What is being asked: Reproduce the listing that follows with no differences at all.

---------- Raw records

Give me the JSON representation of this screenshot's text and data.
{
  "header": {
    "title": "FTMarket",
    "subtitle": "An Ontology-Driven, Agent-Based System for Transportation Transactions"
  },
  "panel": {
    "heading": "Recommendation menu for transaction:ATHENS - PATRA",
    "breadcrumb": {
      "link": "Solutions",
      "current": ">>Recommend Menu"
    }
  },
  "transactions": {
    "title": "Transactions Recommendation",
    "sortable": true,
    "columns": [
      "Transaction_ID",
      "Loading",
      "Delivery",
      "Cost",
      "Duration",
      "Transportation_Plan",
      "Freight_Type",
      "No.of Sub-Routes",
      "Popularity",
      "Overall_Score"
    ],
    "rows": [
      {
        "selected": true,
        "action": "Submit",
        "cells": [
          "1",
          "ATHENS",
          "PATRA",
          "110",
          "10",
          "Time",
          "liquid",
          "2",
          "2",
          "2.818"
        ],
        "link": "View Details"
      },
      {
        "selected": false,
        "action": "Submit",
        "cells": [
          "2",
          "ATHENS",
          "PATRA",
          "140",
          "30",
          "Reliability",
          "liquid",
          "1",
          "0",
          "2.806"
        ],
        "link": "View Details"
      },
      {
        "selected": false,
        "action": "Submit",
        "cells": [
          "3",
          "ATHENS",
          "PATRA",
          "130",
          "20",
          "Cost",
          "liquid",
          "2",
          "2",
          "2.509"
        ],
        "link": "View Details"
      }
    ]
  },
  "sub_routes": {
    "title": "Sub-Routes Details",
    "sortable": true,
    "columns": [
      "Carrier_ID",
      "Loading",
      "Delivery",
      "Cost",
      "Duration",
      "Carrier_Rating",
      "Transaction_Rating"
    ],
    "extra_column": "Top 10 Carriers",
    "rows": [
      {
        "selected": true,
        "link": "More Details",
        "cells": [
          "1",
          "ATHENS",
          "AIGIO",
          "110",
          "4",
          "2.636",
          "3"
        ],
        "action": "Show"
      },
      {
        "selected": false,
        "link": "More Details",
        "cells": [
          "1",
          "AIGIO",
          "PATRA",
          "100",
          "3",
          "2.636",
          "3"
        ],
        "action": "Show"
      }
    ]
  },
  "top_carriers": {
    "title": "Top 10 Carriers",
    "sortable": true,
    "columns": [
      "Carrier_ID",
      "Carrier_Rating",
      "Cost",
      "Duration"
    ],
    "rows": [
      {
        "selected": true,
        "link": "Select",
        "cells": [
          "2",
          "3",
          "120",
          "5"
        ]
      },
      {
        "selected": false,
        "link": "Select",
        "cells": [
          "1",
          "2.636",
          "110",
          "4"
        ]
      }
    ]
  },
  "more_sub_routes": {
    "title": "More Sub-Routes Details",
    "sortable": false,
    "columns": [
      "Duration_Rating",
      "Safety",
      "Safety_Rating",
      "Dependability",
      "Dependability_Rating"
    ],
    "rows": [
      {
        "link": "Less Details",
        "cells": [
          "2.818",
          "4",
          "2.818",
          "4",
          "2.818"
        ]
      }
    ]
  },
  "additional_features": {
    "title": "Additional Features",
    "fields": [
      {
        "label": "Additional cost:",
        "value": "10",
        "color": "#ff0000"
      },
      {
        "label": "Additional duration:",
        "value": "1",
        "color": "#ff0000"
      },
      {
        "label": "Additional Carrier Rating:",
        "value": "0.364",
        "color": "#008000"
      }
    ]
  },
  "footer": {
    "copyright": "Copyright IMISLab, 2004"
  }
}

--------------------

Solved problem:
Give me the JSON representation of this screenshot's text and data.
{
  "header": {
    "title": "FTMarket",
    "subtitle": "An Ontology-Driven, Agent-Based System for Transportation Transactions"
  },
  "panel": {
    "heading": "Recommendation menu for transaction:ATHENS - PATRA",
    "breadcrumb": {
      "link": "Solutions",
      "current": ">>Recommend Menu"
    }
  },
  "transactions": {
    "title": "Transactions Recommendation",
    "sortable": true,
    "columns": [
      "Transaction_ID",
      "Loading",
      "Delivery",
      "Cost",
      "Duration",
      "Transportation_Plan",
      "Freight_Type",
      "No.of Sub-Routes",
      "Popularity",
      "Overall_Score"
    ],
    "rows": [
      {
        "selected": true,
        "action": "Submit",
        "cells": [
          "1",
          "ATHENS",
          "PATRA",
          "110",
          "10",
          "Time",
          "liquid",
          "2",
          "2",
          "2.818"
        ],
        "link": "View Details"
      },
      {
        "selected": false,
        "action": "Submit",
        "cells": [
          "2",
          "ATHENS",
          "PATRA",
          "140",
          "30",
          "Reliability",
          "liquid",
          "1",
          "0",
          "2.806"
        ],
        "link": "View Details"
      },
      {
        "selected": false,
        "action": "Submit",
        "cells": [
          "3",
          "ATHENS",
          "PATRA",
          "130",
          "20",
          "Cost",
          "liquid",
          "2",
          "2",
          "2.509"
        ],
        "link": "View Details"
      }
    ]
  },
  "sub_routes": {
    "title": "Sub-Routes Details",
    "sortable": true,
    "columns": [
      "Carrier_ID",
      "Loading",
      "Delivery",
      "Cost",
      "Duration",
      "Carrier_Rating",
      "Transaction_Rating"
    ],
    "extra_column": "Top 10 Carriers",
    "rows": [
      {
        "selected": true,
        "link": "More Details",
        "cells": [
          "1",
          "ATHENS",
          "AIGIO",
          "110",
          "4",
          "2.636",
          "3"
        ],
        "action": "Show"
      },
      {
        "selected": false,
        "link": "More Details",
        "cells": [
          "1",
          "AIGIO",
          "PATRA",
          "100",
          "3",
          "2.636",
          "3"
        ],
        "action": "Show"
      }
    ]
  },
  "top_carriers": {
    "title": "Top 10 Carriers",
    "sortable": true,
    "columns": [
      "Carrier_ID",
      "Carrier_Rating",
      "Cost",
      "Duration"
    ],
    "rows": [
      {
        "selected": true,
        "link": "Select",
        "cells": [
          "2",
          "3",
          "120",
          "5"
        ]
      },
      {
        "selected": false,
        "link": "Select",
        "cells": [
          "1",
          "2.636",
          "110",
          "4"
        ]
      }
    ]
  },
  "more_sub_routes": {
    "title": "More Sub-Routes Details",
    "sortable": false,
    "columns": [
      "Duration_Rating",
      "Safety",
      "Safety_Rating",
      "Dependability",
      "Dependability_Rating"
    ],
    "rows": [
      {
        "link": "Less Details",
        "cells": [
          "2.818",
          "4",
          "2.818",
          "4",
          "2.818"
        ]
      }
    ]
  },
  "additional_features": {
    "title": "Additional Features",
    "fields": [
      {
        "label": "Additional cost:",
        "value": "10",
        "color": "#ff0000"
      },
      {
        "label": "Additional duration:",
        "value": "1",
        "color": "#ff0000"
      },
      {
        "label": "Additional Carrier Rating:",
        "value": "0.364",
        "color": "#008000"
      }
    ]
  },
  "footer": {
    "copyright": "Copyright IMISLab, 2004"
  }
}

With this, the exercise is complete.